# ENTRIES SUPPLIED:

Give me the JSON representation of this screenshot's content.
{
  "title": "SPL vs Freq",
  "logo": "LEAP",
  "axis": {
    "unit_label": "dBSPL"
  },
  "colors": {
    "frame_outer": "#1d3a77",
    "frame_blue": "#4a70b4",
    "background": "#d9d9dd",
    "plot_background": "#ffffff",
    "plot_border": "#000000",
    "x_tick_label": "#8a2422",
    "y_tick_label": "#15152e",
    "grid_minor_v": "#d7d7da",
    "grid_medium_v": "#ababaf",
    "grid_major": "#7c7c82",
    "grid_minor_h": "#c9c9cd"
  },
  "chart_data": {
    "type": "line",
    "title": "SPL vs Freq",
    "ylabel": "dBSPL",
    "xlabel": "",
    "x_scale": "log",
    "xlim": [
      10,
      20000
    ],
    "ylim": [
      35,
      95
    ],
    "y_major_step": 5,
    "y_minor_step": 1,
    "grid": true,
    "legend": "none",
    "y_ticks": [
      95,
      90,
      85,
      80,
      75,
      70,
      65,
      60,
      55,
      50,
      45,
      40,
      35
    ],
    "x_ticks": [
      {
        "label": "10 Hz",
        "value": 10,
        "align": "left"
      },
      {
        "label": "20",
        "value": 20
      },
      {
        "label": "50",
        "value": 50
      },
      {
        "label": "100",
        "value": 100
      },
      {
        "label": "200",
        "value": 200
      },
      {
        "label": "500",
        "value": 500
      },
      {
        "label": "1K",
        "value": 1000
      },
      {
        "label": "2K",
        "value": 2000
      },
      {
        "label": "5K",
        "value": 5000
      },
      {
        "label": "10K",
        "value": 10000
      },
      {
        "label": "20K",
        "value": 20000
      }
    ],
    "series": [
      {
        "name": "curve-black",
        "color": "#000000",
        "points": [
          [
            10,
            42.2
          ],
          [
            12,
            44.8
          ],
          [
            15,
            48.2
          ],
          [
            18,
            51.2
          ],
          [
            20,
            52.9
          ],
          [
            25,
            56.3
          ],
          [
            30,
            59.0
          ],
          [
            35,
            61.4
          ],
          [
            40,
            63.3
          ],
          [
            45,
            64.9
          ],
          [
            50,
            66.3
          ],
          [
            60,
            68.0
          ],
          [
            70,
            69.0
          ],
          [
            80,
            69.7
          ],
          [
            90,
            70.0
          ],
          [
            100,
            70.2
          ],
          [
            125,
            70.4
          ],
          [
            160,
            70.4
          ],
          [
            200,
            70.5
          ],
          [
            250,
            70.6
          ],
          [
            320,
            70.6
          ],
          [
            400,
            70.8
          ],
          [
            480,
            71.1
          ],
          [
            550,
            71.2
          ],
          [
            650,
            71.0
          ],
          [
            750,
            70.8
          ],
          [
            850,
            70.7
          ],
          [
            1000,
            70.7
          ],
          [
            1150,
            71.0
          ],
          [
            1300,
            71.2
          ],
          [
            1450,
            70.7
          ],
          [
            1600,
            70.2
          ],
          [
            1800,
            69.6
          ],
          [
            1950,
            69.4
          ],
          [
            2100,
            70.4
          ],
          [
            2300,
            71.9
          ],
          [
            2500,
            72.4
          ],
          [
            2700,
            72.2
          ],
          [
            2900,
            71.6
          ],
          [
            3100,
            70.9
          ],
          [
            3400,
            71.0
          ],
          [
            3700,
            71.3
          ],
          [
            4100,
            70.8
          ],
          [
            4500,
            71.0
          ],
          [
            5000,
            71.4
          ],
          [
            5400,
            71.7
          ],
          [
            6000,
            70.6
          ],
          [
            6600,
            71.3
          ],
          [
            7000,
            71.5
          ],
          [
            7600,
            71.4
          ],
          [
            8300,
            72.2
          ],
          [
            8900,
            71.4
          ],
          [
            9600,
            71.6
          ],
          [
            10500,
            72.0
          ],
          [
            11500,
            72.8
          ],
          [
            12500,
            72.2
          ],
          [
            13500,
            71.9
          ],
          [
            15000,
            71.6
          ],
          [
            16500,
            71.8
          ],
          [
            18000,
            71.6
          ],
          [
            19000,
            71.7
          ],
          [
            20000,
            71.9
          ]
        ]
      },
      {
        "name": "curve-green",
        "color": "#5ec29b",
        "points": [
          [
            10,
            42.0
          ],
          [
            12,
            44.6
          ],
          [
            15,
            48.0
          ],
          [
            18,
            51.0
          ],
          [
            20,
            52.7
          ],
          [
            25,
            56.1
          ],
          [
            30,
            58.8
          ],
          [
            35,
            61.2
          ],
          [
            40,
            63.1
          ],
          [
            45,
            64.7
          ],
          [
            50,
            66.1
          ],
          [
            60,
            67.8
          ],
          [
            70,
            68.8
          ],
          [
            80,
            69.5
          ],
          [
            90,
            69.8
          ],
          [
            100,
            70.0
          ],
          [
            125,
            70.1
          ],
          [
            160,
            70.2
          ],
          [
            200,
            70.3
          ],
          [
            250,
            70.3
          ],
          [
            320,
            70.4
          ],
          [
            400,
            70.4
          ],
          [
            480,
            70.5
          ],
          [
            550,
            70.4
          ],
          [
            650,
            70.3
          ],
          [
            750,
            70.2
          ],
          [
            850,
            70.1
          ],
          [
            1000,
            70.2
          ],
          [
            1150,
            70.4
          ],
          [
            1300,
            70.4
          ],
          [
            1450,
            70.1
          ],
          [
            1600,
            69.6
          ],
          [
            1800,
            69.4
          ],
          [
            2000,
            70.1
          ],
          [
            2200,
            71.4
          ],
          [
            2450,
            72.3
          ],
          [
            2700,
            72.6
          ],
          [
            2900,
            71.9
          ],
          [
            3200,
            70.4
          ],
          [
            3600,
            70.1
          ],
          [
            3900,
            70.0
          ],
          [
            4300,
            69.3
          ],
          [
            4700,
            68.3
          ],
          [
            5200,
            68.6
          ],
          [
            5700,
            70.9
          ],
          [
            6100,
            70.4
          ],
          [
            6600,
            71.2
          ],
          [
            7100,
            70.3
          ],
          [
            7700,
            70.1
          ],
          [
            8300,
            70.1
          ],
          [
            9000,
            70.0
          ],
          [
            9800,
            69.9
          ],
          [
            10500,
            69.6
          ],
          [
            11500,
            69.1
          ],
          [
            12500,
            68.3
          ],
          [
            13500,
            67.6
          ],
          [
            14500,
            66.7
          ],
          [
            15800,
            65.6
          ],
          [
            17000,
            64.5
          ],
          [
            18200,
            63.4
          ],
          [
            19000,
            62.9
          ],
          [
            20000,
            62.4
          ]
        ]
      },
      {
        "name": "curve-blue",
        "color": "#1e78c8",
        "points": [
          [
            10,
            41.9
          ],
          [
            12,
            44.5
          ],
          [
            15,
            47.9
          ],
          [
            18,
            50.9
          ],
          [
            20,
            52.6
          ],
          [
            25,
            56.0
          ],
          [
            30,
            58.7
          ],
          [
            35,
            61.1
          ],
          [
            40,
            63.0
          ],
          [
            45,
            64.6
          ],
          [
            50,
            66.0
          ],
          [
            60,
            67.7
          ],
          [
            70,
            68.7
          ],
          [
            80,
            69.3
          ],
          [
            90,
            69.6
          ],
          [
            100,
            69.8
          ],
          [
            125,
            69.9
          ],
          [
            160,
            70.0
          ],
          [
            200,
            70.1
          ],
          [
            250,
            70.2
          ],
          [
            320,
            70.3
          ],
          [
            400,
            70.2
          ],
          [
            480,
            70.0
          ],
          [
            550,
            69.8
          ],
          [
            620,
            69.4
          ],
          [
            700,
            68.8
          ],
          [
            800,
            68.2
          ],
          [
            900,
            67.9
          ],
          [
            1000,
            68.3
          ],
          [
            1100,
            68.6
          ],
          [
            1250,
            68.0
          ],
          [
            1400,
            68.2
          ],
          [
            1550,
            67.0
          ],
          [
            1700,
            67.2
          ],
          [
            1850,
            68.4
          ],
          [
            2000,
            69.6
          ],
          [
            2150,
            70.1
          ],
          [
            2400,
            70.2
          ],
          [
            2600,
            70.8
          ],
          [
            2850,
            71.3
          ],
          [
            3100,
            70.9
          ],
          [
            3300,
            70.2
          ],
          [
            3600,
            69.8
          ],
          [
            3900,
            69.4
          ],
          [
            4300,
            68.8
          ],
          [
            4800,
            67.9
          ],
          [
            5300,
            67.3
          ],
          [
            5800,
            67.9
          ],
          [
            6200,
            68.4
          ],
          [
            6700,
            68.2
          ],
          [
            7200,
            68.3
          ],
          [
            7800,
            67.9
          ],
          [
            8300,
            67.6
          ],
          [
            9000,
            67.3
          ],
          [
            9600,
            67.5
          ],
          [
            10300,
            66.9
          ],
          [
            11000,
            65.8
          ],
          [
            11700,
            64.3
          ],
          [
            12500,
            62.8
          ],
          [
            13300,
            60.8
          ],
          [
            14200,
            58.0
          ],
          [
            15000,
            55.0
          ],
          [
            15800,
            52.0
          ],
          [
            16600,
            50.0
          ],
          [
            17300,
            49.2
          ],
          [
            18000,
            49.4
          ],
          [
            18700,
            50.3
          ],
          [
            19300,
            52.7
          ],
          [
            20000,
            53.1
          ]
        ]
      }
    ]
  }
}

# SHORT TASK:
Look over the records above and copy each line that includes the string "name".

# ANSWER TO THIS EXERCISE:
        "name": "curve-black",
        "name": "curve-green",
        "name": "curve-blue",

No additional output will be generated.